(Records from a collection)
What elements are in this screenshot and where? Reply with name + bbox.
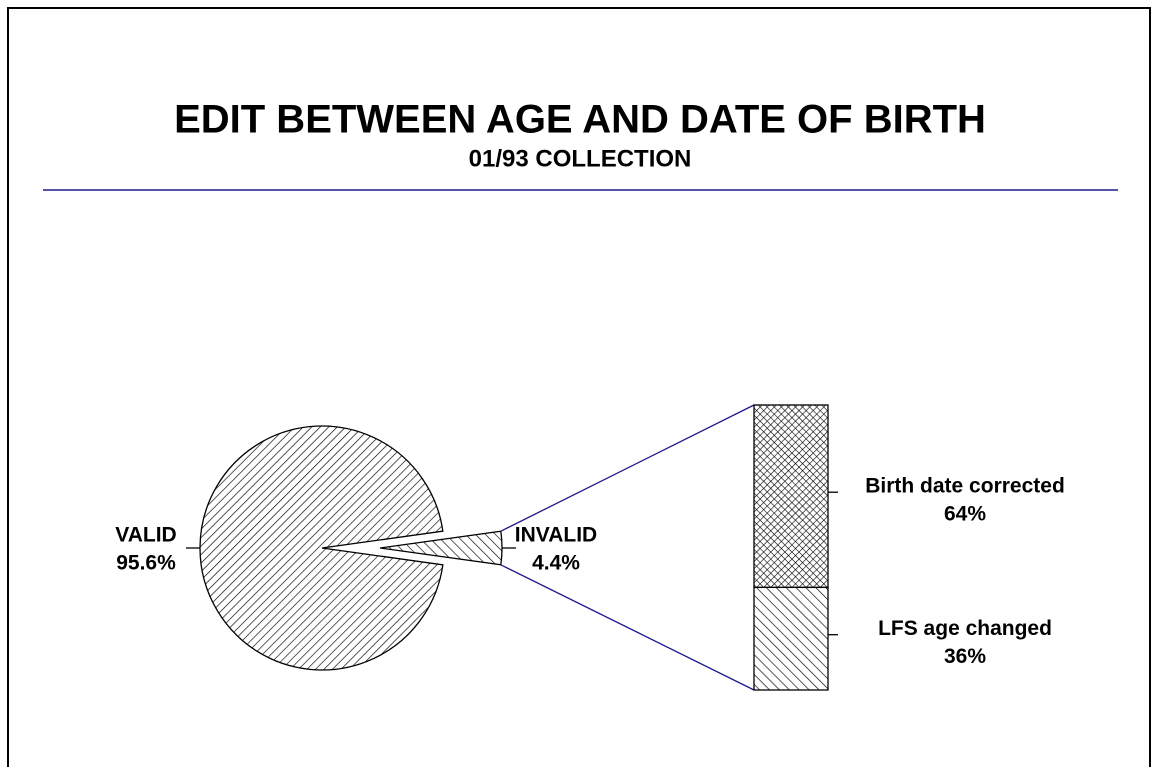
- segment-value-label: 64%: [944, 503, 986, 526]
- slice-label: VALID: [115, 524, 176, 547]
- pie-slice: [379, 530, 503, 566]
- bar-segment: [753, 404, 829, 589]
- segment-label: LFS age changed: [878, 617, 1052, 640]
- bar-segment: [753, 586, 829, 691]
- segment-value-label: 36%: [944, 645, 986, 668]
- slice-value-label: 4.4%: [532, 552, 580, 575]
- segment-label: Birth date corrected: [865, 475, 1065, 498]
- chart-subtitle: 01/93 COLLECTION: [469, 145, 692, 172]
- chart-title: EDIT BETWEEN AGE AND DATE OF BIRTH: [174, 98, 986, 142]
- slice-label: INVALID: [515, 524, 597, 547]
- connector: [500, 404, 755, 532]
- frame: [7, 7, 1151, 767]
- connector: [500, 564, 755, 691]
- slice-value-label: 95.6%: [116, 552, 176, 575]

# Exercise prompt:
Copy out everything from the line containing "- segment-value-label: 64%: [944, 503, 986, 526]" down to the line containing "- bar-segment: [753, 586, 829, 691]", both ends included, without changing anything.

# Task solution:
- segment-value-label: 64%: [944, 503, 986, 526]
- slice-label: VALID: [115, 524, 176, 547]
- pie-slice: [379, 530, 503, 566]
- bar-segment: [753, 404, 829, 589]
- segment-label: LFS age changed: [878, 617, 1052, 640]
- bar-segment: [753, 586, 829, 691]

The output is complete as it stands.